Stored entries
============
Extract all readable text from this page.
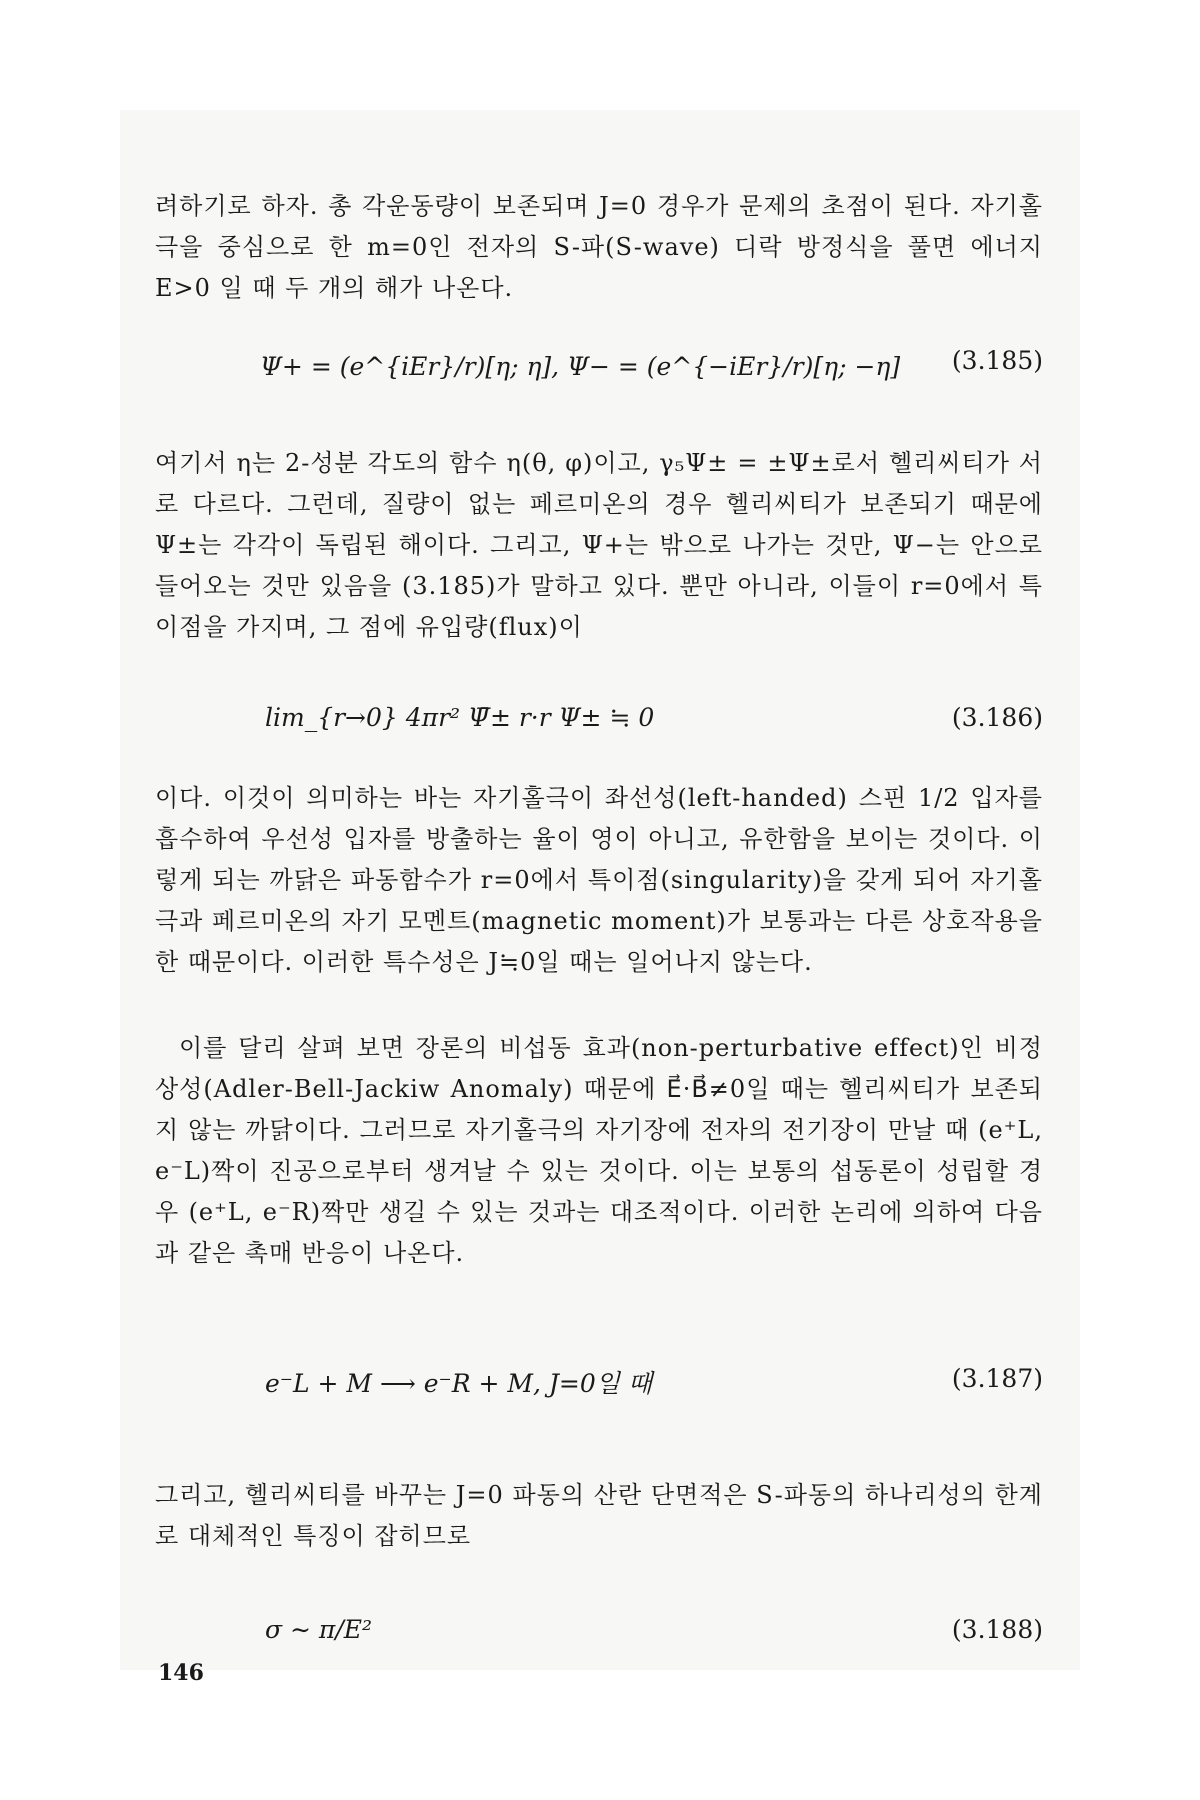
려하기로 하자. 총 각운동량이 보존되며 J=0 경우가 문제의 초점이 된다. 자기홀극을 중심으로 한 m=0인 전자의 S-파(S-wave) 디락 방정식을 풀면 에너지 E>0 일 때 두 개의 해가 나온다.

Ψ+ = (e^{iEr}/r)[η; η], Ψ− = (e^{−iEr}/r)[η; −η] (3.185)

여기서 η는 2-성분 각도의 함수 η(θ, φ)이고, γ₅Ψ± = ±Ψ±로서 헬리씨티가 서로 다르다. 그런데, 질량이 없는 페르미온의 경우 헬리씨티가 보존되기 때문에 Ψ±는 각각이 독립된 해이다. 그리고, Ψ+는 밖으로 나가는 것만, Ψ−는 안으로 들어오는 것만 있음을 (3.185)가 말하고 있다. 뿐만 아니라, 이들이 r=0에서 특이점을 가지며, 그 점에 유입량(flux)이

lim_{r→0} 4πr² Ψ̄± r·r Ψ± ≒ 0	(3.186)

이다. 이것이 의미하는 바는 자기홀극이 좌선성(left-handed) 스핀 1/2 입자를 흡수하여 우선성 입자를 방출하는 율이 영이 아니고, 유한함을 보이는 것이다. 이렇게 되는 까닭은 파동함수가 r=0에서 특이점(singularity)을 갖게 되어 자기홀극과 페르미온의 자기 모멘트(magnetic moment)가 보통과는 다른 상호작용을 한 때문이다. 이러한 특수성은 J≒0일 때는 일어나지 않는다.

이를 달리 살펴 보면 장론의 비섭동 효과(non-perturbative effect)인 비정상성(Adler-Bell-Jackiw Anomaly) 때문에 E⃗·B⃗≠0일 때는 헬리씨티가 보존되지 않는 까닭이다. 그러므로 자기홀극의 자기장에 전자의 전기장이 만날 때 (e⁺L, e⁻L)짝이 진공으로부터 생겨날 수 있는 것이다. 이는 보통의 섭동론이 성립할 경우 (e⁺L, e⁻R)짝만 생길 수 있는 것과는 대조적이다. 이러한 논리에 의하여 다음과 같은 촉매 반응이 나온다.

e⁻L + M ⟶ e⁻R + M, J=0일 때	(3.187)

그리고, 헬리씨티를 바꾸는 J=0 파동의 산란 단면적은 S-파동의 하나리성의 한계로 대체적인 특징이 잡히므로

σ ∼ π/E²	(3.188)
146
============
Prompt:
Print out the lines exactly, skipping any picture.

Result below:
Extract all readable text from this page.
려하기로 하자. 총 각운동량이 보존되며 J=0 경우가 문제의 초점이 된다. 자기홀극을 중심으로 한 m=0인 전자의 S-파(S-wave) 디락 방정식을 풀면 에너지 E>0 일 때 두 개의 해가 나온다.

Ψ+ = (e^{iEr}/r)[η; η], Ψ− = (e^{−iEr}/r)[η; −η] (3.185)

여기서 η는 2-성분 각도의 함수 η(θ, φ)이고, γ₅Ψ± = ±Ψ±로서 헬리씨티가 서로 다르다. 그런데, 질량이 없는 페르미온의 경우 헬리씨티가 보존되기 때문에 Ψ±는 각각이 독립된 해이다. 그리고, Ψ+는 밖으로 나가는 것만, Ψ−는 안으로 들어오는 것만 있음을 (3.185)가 말하고 있다. 뿐만 아니라, 이들이 r=0에서 특이점을 가지며, 그 점에 유입량(flux)이

lim_{r→0} 4πr² Ψ̄± r·r Ψ± ≒ 0	(3.186)

이다. 이것이 의미하는 바는 자기홀극이 좌선성(left-handed) 스핀 1/2 입자를 흡수하여 우선성 입자를 방출하는 율이 영이 아니고, 유한함을 보이는 것이다. 이렇게 되는 까닭은 파동함수가 r=0에서 특이점(singularity)을 갖게 되어 자기홀극과 페르미온의 자기 모멘트(magnetic moment)가 보통과는 다른 상호작용을 한 때문이다. 이러한 특수성은 J≒0일 때는 일어나지 않는다.

이를 달리 살펴 보면 장론의 비섭동 효과(non-perturbative effect)인 비정상성(Adler-Bell-Jackiw Anomaly) 때문에 E⃗·B⃗≠0일 때는 헬리씨티가 보존되지 않는 까닭이다. 그러므로 자기홀극의 자기장에 전자의 전기장이 만날 때 (e⁺L, e⁻L)짝이 진공으로부터 생겨날 수 있는 것이다. 이는 보통의 섭동론이 성립할 경우 (e⁺L, e⁻R)짝만 생길 수 있는 것과는 대조적이다. 이러한 논리에 의하여 다음과 같은 촉매 반응이 나온다.

e⁻L + M ⟶ e⁻R + M, J=0일 때	(3.187)

그리고, 헬리씨티를 바꾸는 J=0 파동의 산란 단면적은 S-파동의 하나리성의 한계로 대체적인 특징이 잡히므로

σ ∼ π/E²	(3.188)
146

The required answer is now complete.